Instructions for the task:
Without including the pictures, copy out every line below.

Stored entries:
▬▬▬▬▬▬▬▬▬▬
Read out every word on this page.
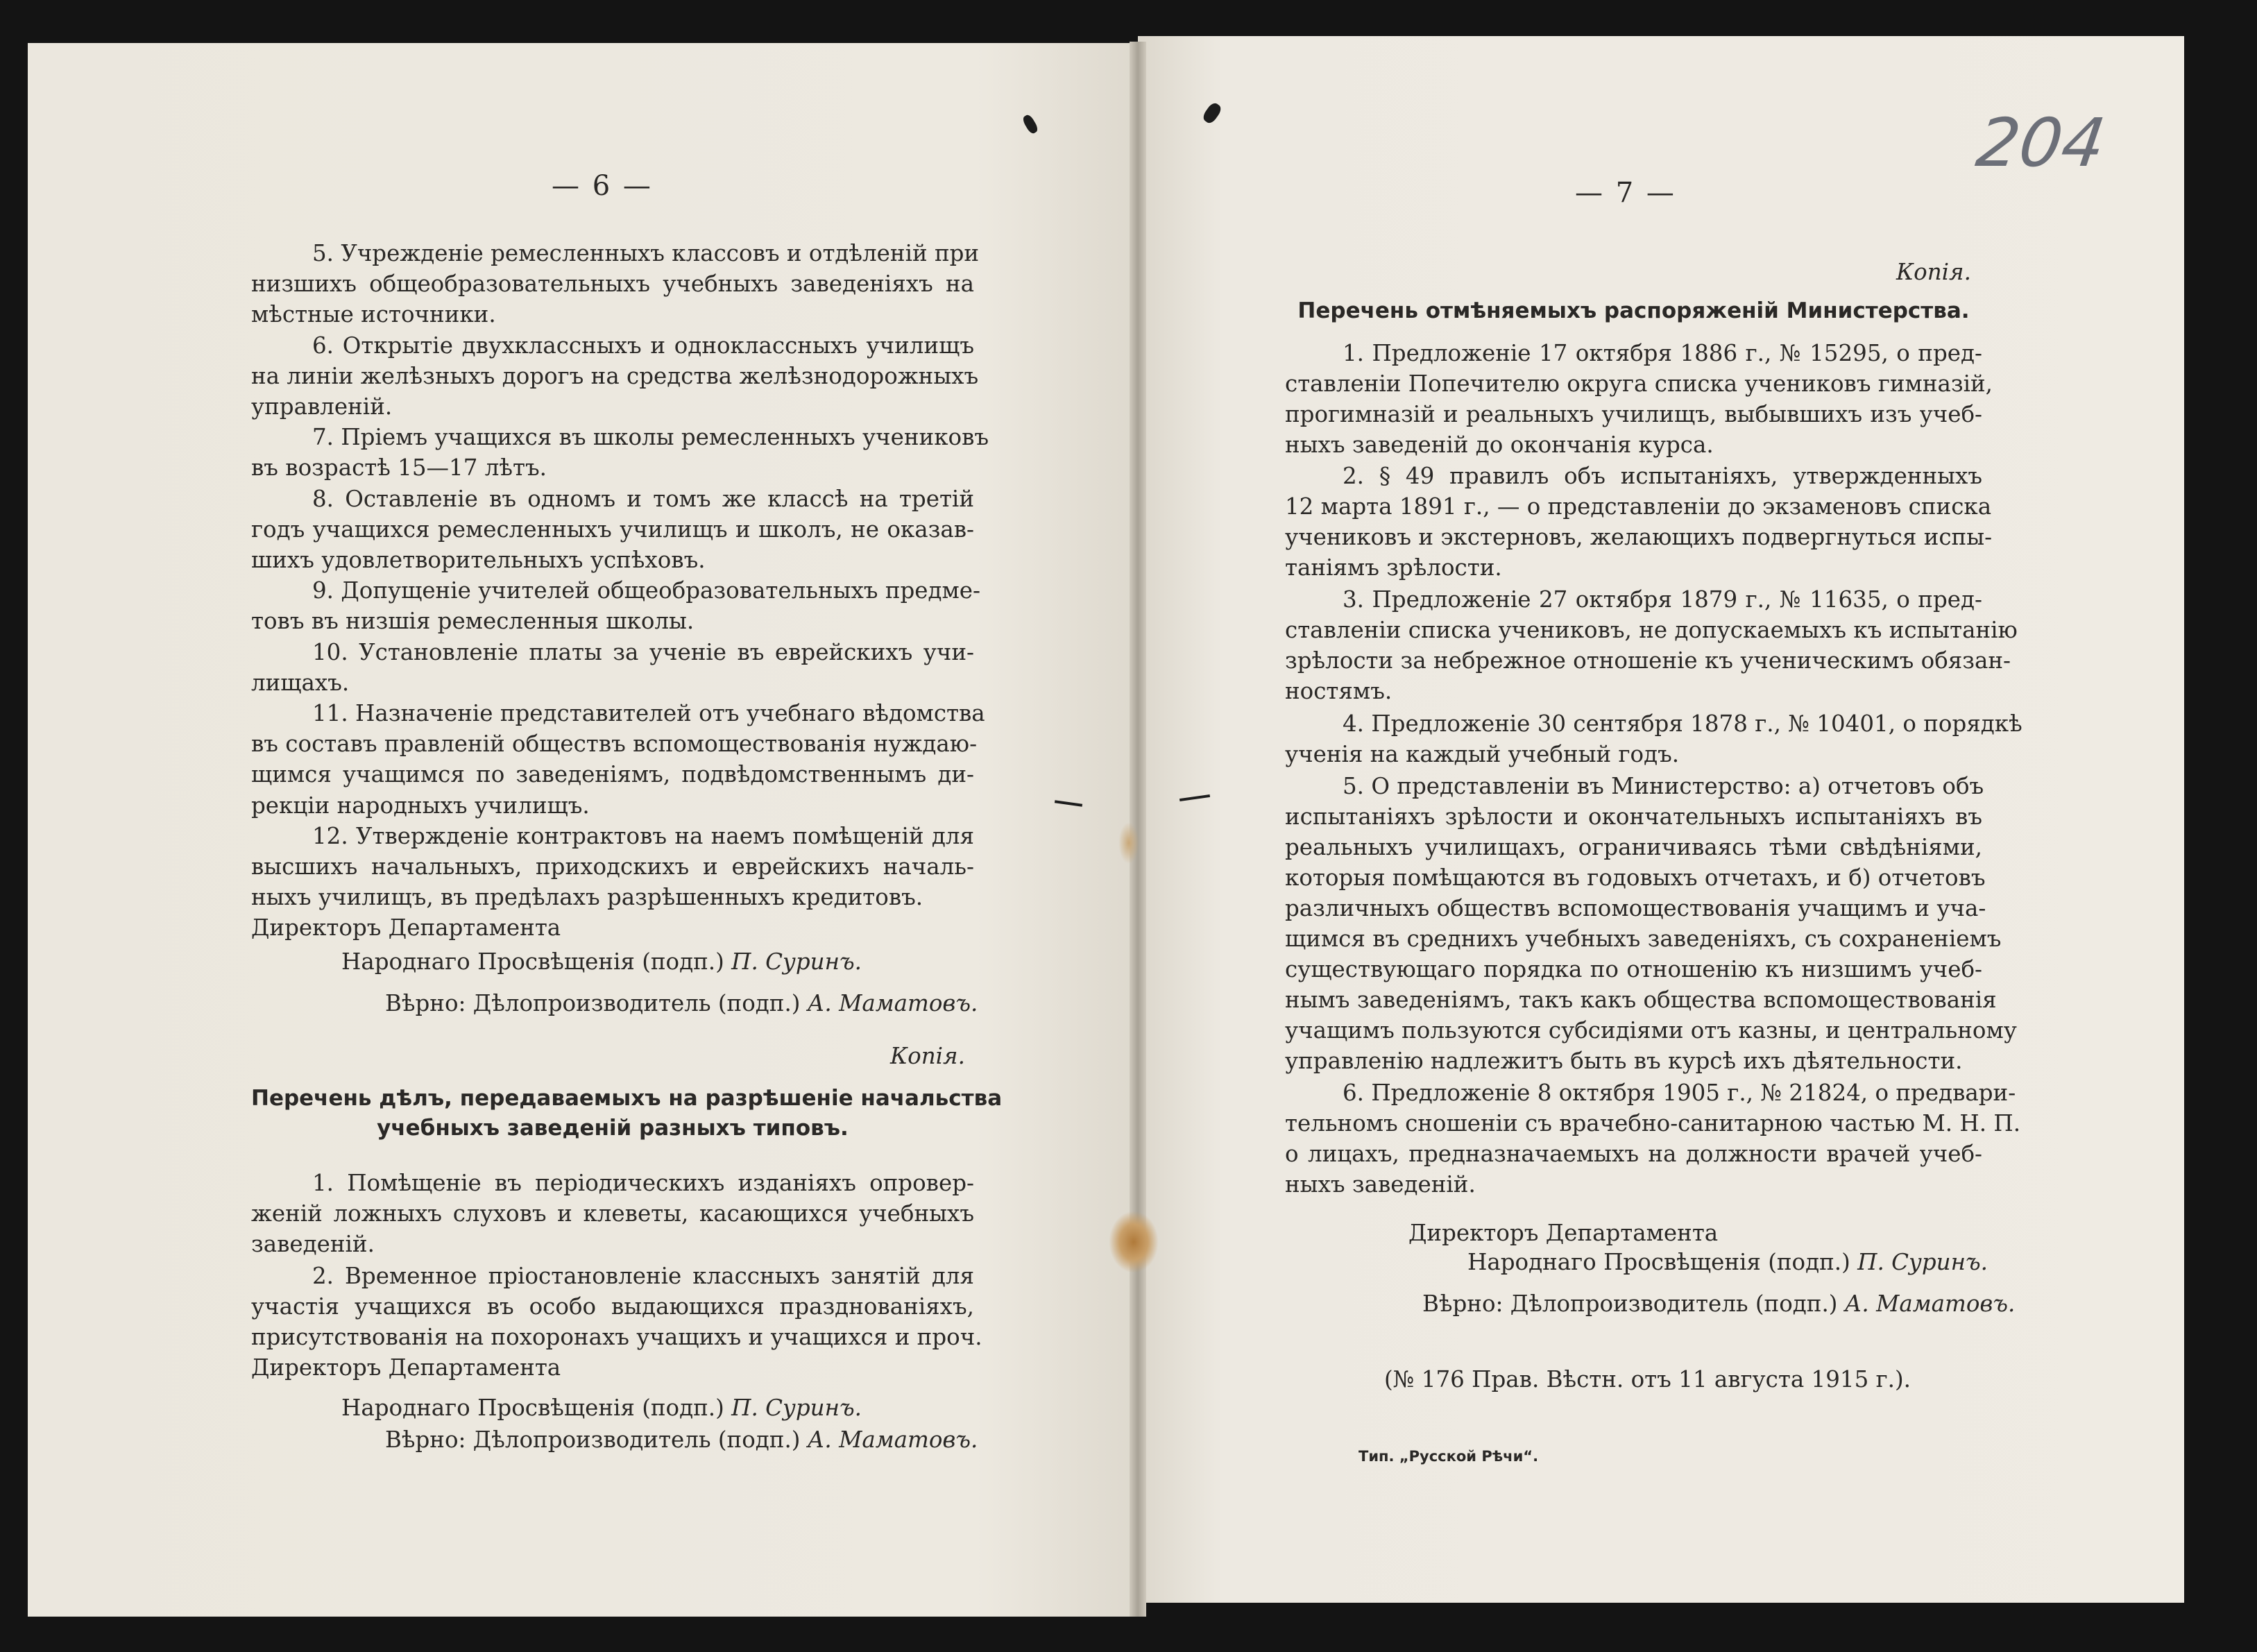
— 6 —
5. Учрежденіе ремесленныхъ классовъ и отдѣленій при
низшихъ общеобразовательныхъ учебныхъ заведеніяхъ на
мѣстные источники.
6. Открытіе двухклассныхъ и одноклассныхъ училищъ
на линіи желѣзныхъ дорогъ на средства желѣзнодорожныхъ
управленій.
7. Пріемъ учащихся въ школы ремесленныхъ учениковъ
въ возрастѣ 15—17 лѣтъ.
8. Оставленіе въ одномъ и томъ же классѣ на третій
годъ учащихся ремесленныхъ училищъ и школъ, не оказав-
шихъ удовлетворительныхъ успѣховъ.
9. Допущеніе учителей общеобразовательныхъ предме-
товъ въ низшія ремесленныя школы.
10. Установленіе платы за ученіе въ еврейскихъ учи-
лищахъ.
11. Назначеніе представителей отъ учебнаго вѣдомства
въ составъ правленій обществъ вспомоществованія нуждаю-
щимся учащимся по заведеніямъ, подвѣдомственнымъ ди-
рекціи народныхъ училищъ.
12. Утвержденіе контрактовъ на наемъ помѣщеній для
высшихъ начальныхъ, приходскихъ и еврейскихъ началь-
ныхъ училищъ, въ предѣлахъ разрѣшенныхъ кредитовъ.
Директоръ Департамента
Народнаго Просвѣщенія (подп.) П. Суринъ.
Вѣрно: Дѣлопроизводитель (подп.) А. Маматовъ.
Копія.
Перечень дѣлъ, передаваемыхъ на разрѣшеніе начальства
учебныхъ заведеній разныхъ типовъ.
1. Помѣщеніе въ періодическихъ изданіяхъ опровер-
женій ложныхъ слуховъ и клеветы, касающихся учебныхъ
заведеній.
2. Временное пріостановленіе классныхъ занятій для
участія учащихся въ особо выдающихся празднованіяхъ,
присутствованія на похоронахъ учащихъ и учащихся и проч.
Директоръ Департамента
Народнаго Просвѣщенія (подп.) П. Суринъ.
Вѣрно: Дѣлопроизводитель (подп.) А. Маматовъ.
— 7 —
204
Копія.
Перечень отмѣняемыхъ распоряженій Министерства.
1. Предложеніе 17 октября 1886 г., № 15295, о пред-
ставленіи Попечителю округа списка учениковъ гимназій,
прогимназій и реальныхъ училищъ, выбывшихъ изъ учеб-
ныхъ заведеній до окончанія курса.
2. § 49 правилъ объ испытаніяхъ, утвержденныхъ
12 марта 1891 г., — о представленіи до экзаменовъ списка
учениковъ и экстерновъ, желающихъ подвергнуться испы-
таніямъ зрѣлости.
3. Предложеніе 27 октября 1879 г., № 11635, о пред-
ставленіи списка учениковъ, не допускаемыхъ къ испытанію
зрѣлости за небрежное отношеніе къ ученическимъ обязан-
ностямъ.
4. Предложеніе 30 сентября 1878 г., № 10401, о порядкѣ
ученія на каждый учебный годъ.
5. О представленіи въ Министерство: а) отчетовъ объ
испытаніяхъ зрѣлости и окончательныхъ испытаніяхъ въ
реальныхъ училищахъ, ограничиваясь тѣми свѣдѣніями,
которыя помѣщаются въ годовыхъ отчетахъ, и б) отчетовъ
различныхъ обществъ вспомоществованія учащимъ и уча-
щимся въ среднихъ учебныхъ заведеніяхъ, съ сохраненіемъ
существующаго порядка по отношенію къ низшимъ учеб-
нымъ заведеніямъ, такъ какъ общества вспомоществованія
учащимъ пользуются субсидіями отъ казны, и центральному
управленію надлежитъ быть въ курсѣ ихъ дѣятельности.
6. Предложеніе 8 октября 1905 г., № 21824, о предвари-
тельномъ сношеніи съ врачебно-санитарною частью М. Н. П.
о лицахъ, предназначаемыхъ на должности врачей учеб-
ныхъ заведеній.
Директоръ Департамента
Народнаго Просвѣщенія (подп.) П. Суринъ.
Вѣрно: Дѣлопроизводитель (подп.) А. Маматовъ.
(№ 176 Прав. Вѣстн. отъ 11 августа 1915 г.).
Тип. „Русской Рѣчи“.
▬▬▬▬▬▬▬▬▬▬
Answer to the problem:
Read out every word on this page.
— 6 —
5. Учрежденіе ремесленныхъ классовъ и отдѣленій при
низшихъ общеобразовательныхъ учебныхъ заведеніяхъ на
мѣстные источники.
6. Открытіе двухклассныхъ и одноклассныхъ училищъ
на линіи желѣзныхъ дорогъ на средства желѣзнодорожныхъ
управленій.
7. Пріемъ учащихся въ школы ремесленныхъ учениковъ
въ возрастѣ 15—17 лѣтъ.
8. Оставленіе въ одномъ и томъ же классѣ на третій
годъ учащихся ремесленныхъ училищъ и школъ, не оказав-
шихъ удовлетворительныхъ успѣховъ.
9. Допущеніе учителей общеобразовательныхъ предме-
товъ въ низшія ремесленныя школы.
10. Установленіе платы за ученіе въ еврейскихъ учи-
лищахъ.
11. Назначеніе представителей отъ учебнаго вѣдомства
въ составъ правленій обществъ вспомоществованія нуждаю-
щимся учащимся по заведеніямъ, подвѣдомственнымъ ди-
рекціи народныхъ училищъ.
12. Утвержденіе контрактовъ на наемъ помѣщеній для
высшихъ начальныхъ, приходскихъ и еврейскихъ началь-
ныхъ училищъ, въ предѣлахъ разрѣшенныхъ кредитовъ.
Директоръ Департамента
Народнаго Просвѣщенія (подп.) П. Суринъ.
Вѣрно: Дѣлопроизводитель (подп.) А. Маматовъ.
Копія.
Перечень дѣлъ, передаваемыхъ на разрѣшеніе начальства
учебныхъ заведеній разныхъ типовъ.
1. Помѣщеніе въ періодическихъ изданіяхъ опровер-
женій ложныхъ слуховъ и клеветы, касающихся учебныхъ
заведеній.
2. Временное пріостановленіе классныхъ занятій для
участія учащихся въ особо выдающихся празднованіяхъ,
присутствованія на похоронахъ учащихъ и учащихся и проч.
Директоръ Департамента
Народнаго Просвѣщенія (подп.) П. Суринъ.
Вѣрно: Дѣлопроизводитель (подп.) А. Маматовъ.
— 7 —
204
Копія.
Перечень отмѣняемыхъ распоряженій Министерства.
1. Предложеніе 17 октября 1886 г., № 15295, о пред-
ставленіи Попечителю округа списка учениковъ гимназій,
прогимназій и реальныхъ училищъ, выбывшихъ изъ учеб-
ныхъ заведеній до окончанія курса.
2. § 49 правилъ объ испытаніяхъ, утвержденныхъ
12 марта 1891 г., — о представленіи до экзаменовъ списка
учениковъ и экстерновъ, желающихъ подвергнуться испы-
таніямъ зрѣлости.
3. Предложеніе 27 октября 1879 г., № 11635, о пред-
ставленіи списка учениковъ, не допускаемыхъ къ испытанію
зрѣлости за небрежное отношеніе къ ученическимъ обязан-
ностямъ.
4. Предложеніе 30 сентября 1878 г., № 10401, о порядкѣ
ученія на каждый учебный годъ.
5. О представленіи въ Министерство: а) отчетовъ объ
испытаніяхъ зрѣлости и окончательныхъ испытаніяхъ въ
реальныхъ училищахъ, ограничиваясь тѣми свѣдѣніями,
которыя помѣщаются въ годовыхъ отчетахъ, и б) отчетовъ
различныхъ обществъ вспомоществованія учащимъ и уча-
щимся въ среднихъ учебныхъ заведеніяхъ, съ сохраненіемъ
существующаго порядка по отношенію къ низшимъ учеб-
нымъ заведеніямъ, такъ какъ общества вспомоществованія
учащимъ пользуются субсидіями отъ казны, и центральному
управленію надлежитъ быть въ курсѣ ихъ дѣятельности.
6. Предложеніе 8 октября 1905 г., № 21824, о предвари-
тельномъ сношеніи съ врачебно-санитарною частью М. Н. П.
о лицахъ, предназначаемыхъ на должности врачей учеб-
ныхъ заведеній.
Директоръ Департамента
Народнаго Просвѣщенія (подп.) П. Суринъ.
Вѣрно: Дѣлопроизводитель (подп.) А. Маматовъ.
(№ 176 Прав. Вѣстн. отъ 11 августа 1915 г.).
Тип. „Русской Рѣчи“.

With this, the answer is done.